TO DO: Reproduce exactly, with no other output, every line of the data below from the line containing "Type out the text in this image." to the end, inclusive.

SUPPLIED ENTRIES:
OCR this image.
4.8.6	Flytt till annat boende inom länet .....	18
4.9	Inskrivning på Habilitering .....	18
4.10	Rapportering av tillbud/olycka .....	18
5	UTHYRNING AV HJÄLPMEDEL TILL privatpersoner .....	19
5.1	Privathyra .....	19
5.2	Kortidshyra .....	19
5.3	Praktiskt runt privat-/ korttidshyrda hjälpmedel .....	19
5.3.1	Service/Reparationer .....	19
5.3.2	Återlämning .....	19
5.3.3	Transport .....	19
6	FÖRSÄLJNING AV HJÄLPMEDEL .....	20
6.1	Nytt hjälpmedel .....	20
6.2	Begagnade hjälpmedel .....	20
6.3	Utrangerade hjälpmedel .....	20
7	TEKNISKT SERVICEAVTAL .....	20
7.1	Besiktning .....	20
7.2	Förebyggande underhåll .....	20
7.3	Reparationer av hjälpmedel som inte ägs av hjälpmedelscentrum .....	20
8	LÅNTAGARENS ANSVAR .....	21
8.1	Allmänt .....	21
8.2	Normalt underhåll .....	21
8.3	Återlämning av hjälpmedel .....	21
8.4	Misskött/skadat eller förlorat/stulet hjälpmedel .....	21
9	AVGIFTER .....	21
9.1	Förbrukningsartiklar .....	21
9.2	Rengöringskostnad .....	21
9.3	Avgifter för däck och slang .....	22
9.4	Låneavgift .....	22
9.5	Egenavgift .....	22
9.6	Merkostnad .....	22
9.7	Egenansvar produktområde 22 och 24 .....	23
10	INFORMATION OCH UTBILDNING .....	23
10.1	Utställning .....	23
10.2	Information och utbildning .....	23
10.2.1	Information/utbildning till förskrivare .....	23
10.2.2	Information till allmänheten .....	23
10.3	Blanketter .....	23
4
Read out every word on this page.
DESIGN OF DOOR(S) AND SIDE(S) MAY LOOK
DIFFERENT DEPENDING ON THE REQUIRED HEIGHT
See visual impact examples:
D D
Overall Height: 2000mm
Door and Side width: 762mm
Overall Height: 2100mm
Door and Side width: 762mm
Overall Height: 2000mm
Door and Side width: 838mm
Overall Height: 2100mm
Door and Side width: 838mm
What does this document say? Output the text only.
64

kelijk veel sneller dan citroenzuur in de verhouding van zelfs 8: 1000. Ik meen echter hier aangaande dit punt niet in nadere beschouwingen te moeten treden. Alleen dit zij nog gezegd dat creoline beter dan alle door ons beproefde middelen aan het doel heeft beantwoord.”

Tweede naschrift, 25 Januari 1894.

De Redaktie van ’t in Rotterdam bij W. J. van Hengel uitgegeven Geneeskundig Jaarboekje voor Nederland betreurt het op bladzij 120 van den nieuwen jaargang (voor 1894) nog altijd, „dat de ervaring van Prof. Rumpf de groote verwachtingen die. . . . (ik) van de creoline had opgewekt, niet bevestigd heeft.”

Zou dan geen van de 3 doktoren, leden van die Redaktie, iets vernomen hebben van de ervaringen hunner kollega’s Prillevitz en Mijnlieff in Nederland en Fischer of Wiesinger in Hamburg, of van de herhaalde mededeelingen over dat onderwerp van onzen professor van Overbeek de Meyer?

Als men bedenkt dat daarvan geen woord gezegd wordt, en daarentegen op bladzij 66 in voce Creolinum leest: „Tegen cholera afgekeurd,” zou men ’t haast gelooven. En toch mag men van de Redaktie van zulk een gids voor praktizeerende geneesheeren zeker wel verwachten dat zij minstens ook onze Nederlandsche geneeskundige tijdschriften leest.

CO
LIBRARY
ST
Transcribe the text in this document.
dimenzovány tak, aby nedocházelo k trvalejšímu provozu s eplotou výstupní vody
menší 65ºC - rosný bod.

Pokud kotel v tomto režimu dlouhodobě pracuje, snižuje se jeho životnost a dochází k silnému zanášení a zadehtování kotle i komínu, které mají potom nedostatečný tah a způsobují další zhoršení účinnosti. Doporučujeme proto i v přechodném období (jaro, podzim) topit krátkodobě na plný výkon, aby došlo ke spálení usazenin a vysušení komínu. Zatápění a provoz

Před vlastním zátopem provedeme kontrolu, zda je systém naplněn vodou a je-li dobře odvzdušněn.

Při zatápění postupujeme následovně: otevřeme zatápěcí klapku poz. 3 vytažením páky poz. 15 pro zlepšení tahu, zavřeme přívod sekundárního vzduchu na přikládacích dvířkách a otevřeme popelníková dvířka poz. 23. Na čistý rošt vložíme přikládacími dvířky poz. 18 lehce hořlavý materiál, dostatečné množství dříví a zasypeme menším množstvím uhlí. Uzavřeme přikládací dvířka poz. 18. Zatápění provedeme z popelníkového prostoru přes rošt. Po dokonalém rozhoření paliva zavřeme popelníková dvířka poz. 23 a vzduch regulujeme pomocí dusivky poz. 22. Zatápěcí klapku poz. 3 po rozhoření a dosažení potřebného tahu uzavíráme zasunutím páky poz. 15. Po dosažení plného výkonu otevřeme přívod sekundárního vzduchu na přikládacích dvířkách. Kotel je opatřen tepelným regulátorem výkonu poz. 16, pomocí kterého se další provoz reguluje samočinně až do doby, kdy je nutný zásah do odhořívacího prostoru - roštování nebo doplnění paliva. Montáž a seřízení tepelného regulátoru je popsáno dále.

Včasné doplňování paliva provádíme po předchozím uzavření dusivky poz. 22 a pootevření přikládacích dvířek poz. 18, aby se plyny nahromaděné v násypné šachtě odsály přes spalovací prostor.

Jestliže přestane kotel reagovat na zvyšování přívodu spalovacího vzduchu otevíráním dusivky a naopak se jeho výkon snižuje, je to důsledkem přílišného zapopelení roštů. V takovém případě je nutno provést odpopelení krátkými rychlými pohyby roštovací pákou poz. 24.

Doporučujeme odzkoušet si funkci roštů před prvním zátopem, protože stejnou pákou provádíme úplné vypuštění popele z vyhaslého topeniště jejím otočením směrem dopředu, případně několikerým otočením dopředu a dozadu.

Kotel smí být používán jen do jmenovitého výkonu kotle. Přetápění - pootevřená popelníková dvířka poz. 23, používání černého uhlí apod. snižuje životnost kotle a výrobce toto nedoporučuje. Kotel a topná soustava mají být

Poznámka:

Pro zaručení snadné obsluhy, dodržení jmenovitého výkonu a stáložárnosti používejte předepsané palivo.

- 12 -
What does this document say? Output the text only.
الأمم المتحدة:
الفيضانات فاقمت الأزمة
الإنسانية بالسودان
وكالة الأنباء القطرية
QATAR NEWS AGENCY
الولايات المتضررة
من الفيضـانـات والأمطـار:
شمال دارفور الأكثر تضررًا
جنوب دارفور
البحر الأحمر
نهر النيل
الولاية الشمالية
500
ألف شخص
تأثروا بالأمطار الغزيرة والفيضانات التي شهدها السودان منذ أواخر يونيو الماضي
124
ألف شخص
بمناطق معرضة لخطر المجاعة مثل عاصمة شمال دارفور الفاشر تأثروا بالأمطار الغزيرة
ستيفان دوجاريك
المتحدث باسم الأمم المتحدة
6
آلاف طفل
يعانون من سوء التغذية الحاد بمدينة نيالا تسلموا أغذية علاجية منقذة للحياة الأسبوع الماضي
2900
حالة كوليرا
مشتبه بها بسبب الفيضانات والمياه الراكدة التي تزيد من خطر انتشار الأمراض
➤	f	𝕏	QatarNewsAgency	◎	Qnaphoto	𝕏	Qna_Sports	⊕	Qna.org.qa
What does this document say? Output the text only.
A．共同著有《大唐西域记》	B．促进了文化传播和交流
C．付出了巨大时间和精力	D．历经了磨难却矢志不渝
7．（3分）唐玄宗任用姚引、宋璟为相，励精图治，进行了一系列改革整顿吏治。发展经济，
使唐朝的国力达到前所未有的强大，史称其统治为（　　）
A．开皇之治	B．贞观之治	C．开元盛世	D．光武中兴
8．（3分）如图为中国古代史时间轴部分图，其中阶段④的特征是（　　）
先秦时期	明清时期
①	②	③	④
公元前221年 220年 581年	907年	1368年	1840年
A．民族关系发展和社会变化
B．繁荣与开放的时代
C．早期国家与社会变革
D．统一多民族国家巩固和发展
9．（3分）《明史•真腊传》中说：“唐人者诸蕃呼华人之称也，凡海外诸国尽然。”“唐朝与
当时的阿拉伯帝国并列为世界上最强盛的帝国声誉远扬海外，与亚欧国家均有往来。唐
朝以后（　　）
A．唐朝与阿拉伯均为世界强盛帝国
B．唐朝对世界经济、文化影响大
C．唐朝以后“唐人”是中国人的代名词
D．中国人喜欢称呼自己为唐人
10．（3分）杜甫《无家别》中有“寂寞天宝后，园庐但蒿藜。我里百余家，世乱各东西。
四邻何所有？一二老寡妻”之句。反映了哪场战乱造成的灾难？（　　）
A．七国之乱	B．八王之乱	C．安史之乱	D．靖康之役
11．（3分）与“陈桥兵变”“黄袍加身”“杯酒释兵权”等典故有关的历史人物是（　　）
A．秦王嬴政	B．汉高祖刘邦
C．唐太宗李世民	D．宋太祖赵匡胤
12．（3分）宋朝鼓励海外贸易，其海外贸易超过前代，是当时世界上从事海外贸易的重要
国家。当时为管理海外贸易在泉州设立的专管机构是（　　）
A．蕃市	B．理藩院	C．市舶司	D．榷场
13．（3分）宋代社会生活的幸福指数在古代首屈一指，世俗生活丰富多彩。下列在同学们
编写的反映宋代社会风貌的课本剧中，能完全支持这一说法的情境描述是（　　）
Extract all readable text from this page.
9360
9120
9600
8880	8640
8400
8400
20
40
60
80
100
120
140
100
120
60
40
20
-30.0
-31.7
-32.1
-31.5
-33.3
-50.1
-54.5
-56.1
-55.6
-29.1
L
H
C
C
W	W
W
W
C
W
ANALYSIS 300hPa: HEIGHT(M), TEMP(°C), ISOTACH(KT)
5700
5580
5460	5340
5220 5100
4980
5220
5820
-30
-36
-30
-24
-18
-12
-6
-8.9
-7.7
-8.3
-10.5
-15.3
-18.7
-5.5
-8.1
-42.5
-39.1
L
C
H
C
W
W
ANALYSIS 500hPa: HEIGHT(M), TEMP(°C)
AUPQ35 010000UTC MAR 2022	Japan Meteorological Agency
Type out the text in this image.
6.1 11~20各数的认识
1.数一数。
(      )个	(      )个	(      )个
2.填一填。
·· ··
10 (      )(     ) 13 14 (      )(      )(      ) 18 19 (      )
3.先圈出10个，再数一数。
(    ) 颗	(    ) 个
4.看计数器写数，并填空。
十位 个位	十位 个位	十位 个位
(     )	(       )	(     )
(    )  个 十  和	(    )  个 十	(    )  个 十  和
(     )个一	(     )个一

RESULT FOR THIS TASK:
Type out the text in this image.
6.1 11~20各数的认识
1.数一数。
(      )个	(      )个	(      )个
2.填一填。
·· ··
10 (      )(     ) 13 14 (      )(      )(      ) 18 19 (      )
3.先圈出10个，再数一数。
(    ) 颗	(    ) 个
4.看计数器写数，并填空。
十位 个位	十位 个位	十位 个位
(     )	(       )	(     )
(    )  个 十  和	(    )  个 十	(    )  个 十  和
(     )个一	(     )个一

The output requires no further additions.